§ **What is required**: Each record below should appear again exactly as written.

§ **Data for the task**:
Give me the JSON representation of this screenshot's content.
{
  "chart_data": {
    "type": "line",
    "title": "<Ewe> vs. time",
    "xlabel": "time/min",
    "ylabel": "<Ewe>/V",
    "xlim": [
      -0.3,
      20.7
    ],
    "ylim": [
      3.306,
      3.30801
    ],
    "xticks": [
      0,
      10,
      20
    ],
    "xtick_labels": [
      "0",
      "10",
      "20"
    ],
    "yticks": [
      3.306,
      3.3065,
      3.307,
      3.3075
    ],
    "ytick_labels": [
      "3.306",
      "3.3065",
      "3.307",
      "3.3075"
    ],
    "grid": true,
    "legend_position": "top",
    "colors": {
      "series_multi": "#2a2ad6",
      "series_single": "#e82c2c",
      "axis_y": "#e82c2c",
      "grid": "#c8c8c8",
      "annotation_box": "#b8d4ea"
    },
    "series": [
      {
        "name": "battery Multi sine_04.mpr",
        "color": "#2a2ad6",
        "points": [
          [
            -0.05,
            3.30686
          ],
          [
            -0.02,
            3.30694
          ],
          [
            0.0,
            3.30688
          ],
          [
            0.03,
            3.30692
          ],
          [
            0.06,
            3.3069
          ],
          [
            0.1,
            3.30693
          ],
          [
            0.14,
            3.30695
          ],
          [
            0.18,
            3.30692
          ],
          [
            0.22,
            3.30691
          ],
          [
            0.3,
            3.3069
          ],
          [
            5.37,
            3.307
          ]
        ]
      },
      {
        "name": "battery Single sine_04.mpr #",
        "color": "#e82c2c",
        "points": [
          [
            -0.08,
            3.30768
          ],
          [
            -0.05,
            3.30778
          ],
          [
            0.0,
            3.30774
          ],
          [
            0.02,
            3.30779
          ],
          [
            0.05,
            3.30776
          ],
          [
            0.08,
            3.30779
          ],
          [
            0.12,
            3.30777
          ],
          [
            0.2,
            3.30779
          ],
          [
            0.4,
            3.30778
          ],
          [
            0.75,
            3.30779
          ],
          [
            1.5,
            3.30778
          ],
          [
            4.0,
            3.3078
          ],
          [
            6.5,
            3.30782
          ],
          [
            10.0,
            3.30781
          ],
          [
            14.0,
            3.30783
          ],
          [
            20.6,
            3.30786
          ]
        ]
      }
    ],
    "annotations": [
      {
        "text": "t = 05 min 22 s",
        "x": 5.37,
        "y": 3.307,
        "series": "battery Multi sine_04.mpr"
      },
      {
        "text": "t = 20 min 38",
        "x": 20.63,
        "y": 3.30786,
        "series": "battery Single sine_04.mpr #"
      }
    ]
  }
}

§ **Exercise result**:
Give me the JSON representation of this screenshot's content.
{
  "chart_data": {
    "type": "line",
    "title": "<Ewe> vs. time",
    "xlabel": "time/min",
    "ylabel": "<Ewe>/V",
    "xlim": [
      -0.3,
      20.7
    ],
    "ylim": [
      3.306,
      3.30801
    ],
    "xticks": [
      0,
      10,
      20
    ],
    "xtick_labels": [
      "0",
      "10",
      "20"
    ],
    "yticks": [
      3.306,
      3.3065,
      3.307,
      3.3075
    ],
    "ytick_labels": [
      "3.306",
      "3.3065",
      "3.307",
      "3.3075"
    ],
    "grid": true,
    "legend_position": "top",
    "colors": {
      "series_multi": "#2a2ad6",
      "series_single": "#e82c2c",
      "axis_y": "#e82c2c",
      "grid": "#c8c8c8",
      "annotation_box": "#b8d4ea"
    },
    "series": [
      {
        "name": "battery Multi sine_04.mpr",
        "color": "#2a2ad6",
        "points": [
          [
            -0.05,
            3.30686
          ],
          [
            -0.02,
            3.30694
          ],
          [
            0.0,
            3.30688
          ],
          [
            0.03,
            3.30692
          ],
          [
            0.06,
            3.3069
          ],
          [
            0.1,
            3.30693
          ],
          [
            0.14,
            3.30695
          ],
          [
            0.18,
            3.30692
          ],
          [
            0.22,
            3.30691
          ],
          [
            0.3,
            3.3069
          ],
          [
            5.37,
            3.307
          ]
        ]
      },
      {
        "name": "battery Single sine_04.mpr #",
        "color": "#e82c2c",
        "points": [
          [
            -0.08,
            3.30768
          ],
          [
            -0.05,
            3.30778
          ],
          [
            0.0,
            3.30774
          ],
          [
            0.02,
            3.30779
          ],
          [
            0.05,
            3.30776
          ],
          [
            0.08,
            3.30779
          ],
          [
            0.12,
            3.30777
          ],
          [
            0.2,
            3.30779
          ],
          [
            0.4,
            3.30778
          ],
          [
            0.75,
            3.30779
          ],
          [
            1.5,
            3.30778
          ],
          [
            4.0,
            3.3078
          ],
          [
            6.5,
            3.30782
          ],
          [
            10.0,
            3.30781
          ],
          [
            14.0,
            3.30783
          ],
          [
            20.6,
            3.30786
          ]
        ]
      }
    ],
    "annotations": [
      {
        "text": "t = 05 min 22 s",
        "x": 5.37,
        "y": 3.307,
        "series": "battery Multi sine_04.mpr"
      },
      {
        "text": "t = 20 min 38",
        "x": 20.63,
        "y": 3.30786,
        "series": "battery Single sine_04.mpr #"
      }
    ]
  }
}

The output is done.